Data entries for graphics:
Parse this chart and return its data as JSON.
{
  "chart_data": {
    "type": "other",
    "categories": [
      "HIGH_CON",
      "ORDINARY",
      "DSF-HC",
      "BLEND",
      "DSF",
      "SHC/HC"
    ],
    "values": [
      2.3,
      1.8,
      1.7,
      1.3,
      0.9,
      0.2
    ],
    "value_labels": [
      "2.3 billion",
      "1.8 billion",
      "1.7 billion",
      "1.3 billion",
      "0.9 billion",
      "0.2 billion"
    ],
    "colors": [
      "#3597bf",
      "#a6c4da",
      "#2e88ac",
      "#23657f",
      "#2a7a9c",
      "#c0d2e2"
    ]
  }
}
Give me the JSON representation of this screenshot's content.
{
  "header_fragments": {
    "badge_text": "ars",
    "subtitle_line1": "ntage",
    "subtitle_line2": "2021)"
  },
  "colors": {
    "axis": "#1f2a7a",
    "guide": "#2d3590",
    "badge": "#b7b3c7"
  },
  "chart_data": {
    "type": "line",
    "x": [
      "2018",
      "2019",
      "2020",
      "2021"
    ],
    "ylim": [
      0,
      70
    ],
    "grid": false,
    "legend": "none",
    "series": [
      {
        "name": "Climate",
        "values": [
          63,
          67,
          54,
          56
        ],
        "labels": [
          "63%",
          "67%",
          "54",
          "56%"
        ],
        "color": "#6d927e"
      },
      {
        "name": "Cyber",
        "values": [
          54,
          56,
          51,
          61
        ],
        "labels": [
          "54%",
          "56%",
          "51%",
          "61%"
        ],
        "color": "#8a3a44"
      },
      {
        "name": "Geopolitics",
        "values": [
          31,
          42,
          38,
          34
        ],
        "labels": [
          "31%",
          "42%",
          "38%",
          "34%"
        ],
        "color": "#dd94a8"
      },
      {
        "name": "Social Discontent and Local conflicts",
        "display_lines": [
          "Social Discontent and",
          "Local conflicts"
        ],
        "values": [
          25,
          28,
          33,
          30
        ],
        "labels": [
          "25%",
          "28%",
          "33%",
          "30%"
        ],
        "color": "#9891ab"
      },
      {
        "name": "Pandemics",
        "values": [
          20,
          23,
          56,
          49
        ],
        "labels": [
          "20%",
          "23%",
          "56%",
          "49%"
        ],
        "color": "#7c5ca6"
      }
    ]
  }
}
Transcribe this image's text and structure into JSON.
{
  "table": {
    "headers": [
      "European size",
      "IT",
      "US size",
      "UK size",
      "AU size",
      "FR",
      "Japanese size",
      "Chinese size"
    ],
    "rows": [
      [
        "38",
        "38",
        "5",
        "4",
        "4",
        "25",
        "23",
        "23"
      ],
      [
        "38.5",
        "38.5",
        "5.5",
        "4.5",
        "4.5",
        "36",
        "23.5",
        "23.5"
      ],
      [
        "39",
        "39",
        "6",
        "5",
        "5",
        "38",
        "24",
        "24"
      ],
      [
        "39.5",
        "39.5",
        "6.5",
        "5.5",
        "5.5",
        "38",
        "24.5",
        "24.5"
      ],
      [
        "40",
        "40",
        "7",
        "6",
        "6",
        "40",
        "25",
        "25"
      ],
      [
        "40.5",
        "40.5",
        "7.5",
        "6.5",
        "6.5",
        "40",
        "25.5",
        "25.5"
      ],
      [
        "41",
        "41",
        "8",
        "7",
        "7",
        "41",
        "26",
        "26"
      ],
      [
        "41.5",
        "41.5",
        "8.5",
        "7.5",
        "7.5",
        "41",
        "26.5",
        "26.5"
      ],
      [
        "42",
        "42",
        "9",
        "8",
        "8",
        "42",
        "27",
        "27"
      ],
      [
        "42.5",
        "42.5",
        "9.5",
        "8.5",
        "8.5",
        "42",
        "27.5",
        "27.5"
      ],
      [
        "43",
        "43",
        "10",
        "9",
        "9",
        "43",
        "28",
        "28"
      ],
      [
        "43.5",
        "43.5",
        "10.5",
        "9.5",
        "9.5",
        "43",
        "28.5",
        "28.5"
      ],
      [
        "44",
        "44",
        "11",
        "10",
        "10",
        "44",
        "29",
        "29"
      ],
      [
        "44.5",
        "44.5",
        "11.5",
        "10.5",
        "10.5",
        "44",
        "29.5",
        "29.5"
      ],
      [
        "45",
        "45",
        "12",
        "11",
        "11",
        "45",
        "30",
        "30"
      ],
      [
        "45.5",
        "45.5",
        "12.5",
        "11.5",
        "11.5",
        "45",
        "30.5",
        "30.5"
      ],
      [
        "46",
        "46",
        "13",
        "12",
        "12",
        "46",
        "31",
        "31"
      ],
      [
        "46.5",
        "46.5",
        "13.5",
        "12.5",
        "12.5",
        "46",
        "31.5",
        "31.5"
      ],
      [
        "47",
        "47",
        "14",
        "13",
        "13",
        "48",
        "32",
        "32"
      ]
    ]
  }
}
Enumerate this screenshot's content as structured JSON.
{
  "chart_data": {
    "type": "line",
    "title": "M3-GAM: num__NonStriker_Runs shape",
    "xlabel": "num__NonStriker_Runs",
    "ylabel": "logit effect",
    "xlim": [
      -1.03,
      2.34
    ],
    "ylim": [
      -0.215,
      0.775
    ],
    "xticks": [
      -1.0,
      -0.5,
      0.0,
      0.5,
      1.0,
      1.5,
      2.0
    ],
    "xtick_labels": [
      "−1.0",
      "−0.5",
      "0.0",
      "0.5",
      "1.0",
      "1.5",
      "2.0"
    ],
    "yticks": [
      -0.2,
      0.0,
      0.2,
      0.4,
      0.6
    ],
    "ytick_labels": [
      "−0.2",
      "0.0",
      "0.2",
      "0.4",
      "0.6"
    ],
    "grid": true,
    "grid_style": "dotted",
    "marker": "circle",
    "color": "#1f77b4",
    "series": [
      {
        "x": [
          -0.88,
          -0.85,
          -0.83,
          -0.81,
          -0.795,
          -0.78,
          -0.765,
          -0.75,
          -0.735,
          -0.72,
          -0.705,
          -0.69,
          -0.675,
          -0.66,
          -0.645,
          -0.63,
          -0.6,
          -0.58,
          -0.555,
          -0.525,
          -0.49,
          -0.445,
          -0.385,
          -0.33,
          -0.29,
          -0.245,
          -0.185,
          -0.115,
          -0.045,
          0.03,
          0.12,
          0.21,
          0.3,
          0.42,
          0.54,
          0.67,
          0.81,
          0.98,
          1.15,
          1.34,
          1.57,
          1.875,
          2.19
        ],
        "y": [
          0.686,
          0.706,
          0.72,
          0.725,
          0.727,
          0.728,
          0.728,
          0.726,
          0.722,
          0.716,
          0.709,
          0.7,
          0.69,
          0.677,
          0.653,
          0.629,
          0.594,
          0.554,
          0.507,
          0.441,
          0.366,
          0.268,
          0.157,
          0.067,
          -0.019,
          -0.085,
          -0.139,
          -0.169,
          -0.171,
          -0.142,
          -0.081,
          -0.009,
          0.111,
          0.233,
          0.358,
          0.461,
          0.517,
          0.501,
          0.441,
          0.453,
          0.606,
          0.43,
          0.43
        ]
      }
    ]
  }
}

Objective: Each line above must be reproduced exactly as it stands.

Correct response:
Parse this chart and return its data as JSON.
{
  "chart_data": {
    "type": "other",
    "categories": [
      "HIGH_CON",
      "ORDINARY",
      "DSF-HC",
      "BLEND",
      "DSF",
      "SHC/HC"
    ],
    "values": [
      2.3,
      1.8,
      1.7,
      1.3,
      0.9,
      0.2
    ],
    "value_labels": [
      "2.3 billion",
      "1.8 billion",
      "1.7 billion",
      "1.3 billion",
      "0.9 billion",
      "0.2 billion"
    ],
    "colors": [
      "#3597bf",
      "#a6c4da",
      "#2e88ac",
      "#23657f",
      "#2a7a9c",
      "#c0d2e2"
    ]
  }
}
Give me the JSON representation of this screenshot's content.
{
  "header_fragments": {
    "badge_text": "ars",
    "subtitle_line1": "ntage",
    "subtitle_line2": "2021)"
  },
  "colors": {
    "axis": "#1f2a7a",
    "guide": "#2d3590",
    "badge": "#b7b3c7"
  },
  "chart_data": {
    "type": "line",
    "x": [
      "2018",
      "2019",
      "2020",
      "2021"
    ],
    "ylim": [
      0,
      70
    ],
    "grid": false,
    "legend": "none",
    "series": [
      {
        "name": "Climate",
        "values": [
          63,
          67,
          54,
          56
        ],
        "labels": [
          "63%",
          "67%",
          "54",
          "56%"
        ],
        "color": "#6d927e"
      },
      {
        "name": "Cyber",
        "values": [
          54,
          56,
          51,
          61
        ],
        "labels": [
          "54%",
          "56%",
          "51%",
          "61%"
        ],
        "color": "#8a3a44"
      },
      {
        "name": "Geopolitics",
        "values": [
          31,
          42,
          38,
          34
        ],
        "labels": [
          "31%",
          "42%",
          "38%",
          "34%"
        ],
        "color": "#dd94a8"
      },
      {
        "name": "Social Discontent and Local conflicts",
        "display_lines": [
          "Social Discontent and",
          "Local conflicts"
        ],
        "values": [
          25,
          28,
          33,
          30
        ],
        "labels": [
          "25%",
          "28%",
          "33%",
          "30%"
        ],
        "color": "#9891ab"
      },
      {
        "name": "Pandemics",
        "values": [
          20,
          23,
          56,
          49
        ],
        "labels": [
          "20%",
          "23%",
          "56%",
          "49%"
        ],
        "color": "#7c5ca6"
      }
    ]
  }
}
Transcribe this image's text and structure into JSON.
{
  "table": {
    "headers": [
      "European size",
      "IT",
      "US size",
      "UK size",
      "AU size",
      "FR",
      "Japanese size",
      "Chinese size"
    ],
    "rows": [
      [
        "38",
        "38",
        "5",
        "4",
        "4",
        "25",
        "23",
        "23"
      ],
      [
        "38.5",
        "38.5",
        "5.5",
        "4.5",
        "4.5",
        "36",
        "23.5",
        "23.5"
      ],
      [
        "39",
        "39",
        "6",
        "5",
        "5",
        "38",
        "24",
        "24"
      ],
      [
        "39.5",
        "39.5",
        "6.5",
        "5.5",
        "5.5",
        "38",
        "24.5",
        "24.5"
      ],
      [
        "40",
        "40",
        "7",
        "6",
        "6",
        "40",
        "25",
        "25"
      ],
      [
        "40.5",
        "40.5",
        "7.5",
        "6.5",
        "6.5",
        "40",
        "25.5",
        "25.5"
      ],
      [
        "41",
        "41",
        "8",
        "7",
        "7",
        "41",
        "26",
        "26"
      ],
      [
        "41.5",
        "41.5",
        "8.5",
        "7.5",
        "7.5",
        "41",
        "26.5",
        "26.5"
      ],
      [
        "42",
        "42",
        "9",
        "8",
        "8",
        "42",
        "27",
        "27"
      ],
      [
        "42.5",
        "42.5",
        "9.5",
        "8.5",
        "8.5",
        "42",
        "27.5",
        "27.5"
      ],
      [
        "43",
        "43",
        "10",
        "9",
        "9",
        "43",
        "28",
        "28"
      ],
      [
        "43.5",
        "43.5",
        "10.5",
        "9.5",
        "9.5",
        "43",
        "28.5",
        "28.5"
      ],
      [
        "44",
        "44",
        "11",
        "10",
        "10",
        "44",
        "29",
        "29"
      ],
      [
        "44.5",
        "44.5",
        "11.5",
        "10.5",
        "10.5",
        "44",
        "29.5",
        "29.5"
      ],
      [
        "45",
        "45",
        "12",
        "11",
        "11",
        "45",
        "30",
        "30"
      ],
      [
        "45.5",
        "45.5",
        "12.5",
        "11.5",
        "11.5",
        "45",
        "30.5",
        "30.5"
      ],
      [
        "46",
        "46",
        "13",
        "12",
        "12",
        "46",
        "31",
        "31"
      ],
      [
        "46.5",
        "46.5",
        "13.5",
        "12.5",
        "12.5",
        "46",
        "31.5",
        "31.5"
      ],
      [
        "47",
        "47",
        "14",
        "13",
        "13",
        "48",
        "32",
        "32"
      ]
    ]
  }
}
Enumerate this screenshot's content as structured JSON.
{
  "chart_data": {
    "type": "line",
    "title": "M3-GAM: num__NonStriker_Runs shape",
    "xlabel": "num__NonStriker_Runs",
    "ylabel": "logit effect",
    "xlim": [
      -1.03,
      2.34
    ],
    "ylim": [
      -0.215,
      0.775
    ],
    "xticks": [
      -1.0,
      -0.5,
      0.0,
      0.5,
      1.0,
      1.5,
      2.0
    ],
    "xtick_labels": [
      "−1.0",
      "−0.5",
      "0.0",
      "0.5",
      "1.0",
      "1.5",
      "2.0"
    ],
    "yticks": [
      -0.2,
      0.0,
      0.2,
      0.4,
      0.6
    ],
    "ytick_labels": [
      "−0.2",
      "0.0",
      "0.2",
      "0.4",
      "0.6"
    ],
    "grid": true,
    "grid_style": "dotted",
    "marker": "circle",
    "color": "#1f77b4",
    "series": [
      {
        "x": [
          -0.88,
          -0.85,
          -0.83,
          -0.81,
          -0.795,
          -0.78,
          -0.765,
          -0.75,
          -0.735,
          -0.72,
          -0.705,
          -0.69,
          -0.675,
          -0.66,
          -0.645,
          -0.63,
          -0.6,
          -0.58,
          -0.555,
          -0.525,
          -0.49,
          -0.445,
          -0.385,
          -0.33,
          -0.29,
          -0.245,
          -0.185,
          -0.115,
          -0.045,
          0.03,
          0.12,
          0.21,
          0.3,
          0.42,
          0.54,
          0.67,
          0.81,
          0.98,
          1.15,
          1.34,
          1.57,
          1.875,
          2.19
        ],
        "y": [
          0.686,
          0.706,
          0.72,
          0.725,
          0.727,
          0.728,
          0.728,
          0.726,
          0.722,
          0.716,
          0.709,
          0.7,
          0.69,
          0.677,
          0.653,
          0.629,
          0.594,
          0.554,
          0.507,
          0.441,
          0.366,
          0.268,
          0.157,
          0.067,
          -0.019,
          -0.085,
          -0.139,
          -0.169,
          -0.171,
          -0.142,
          -0.081,
          -0.009,
          0.111,
          0.233,
          0.358,
          0.461,
          0.517,
          0.501,
          0.441,
          0.453,
          0.606,
          0.43,
          0.43
        ]
      }
    ]
  }
}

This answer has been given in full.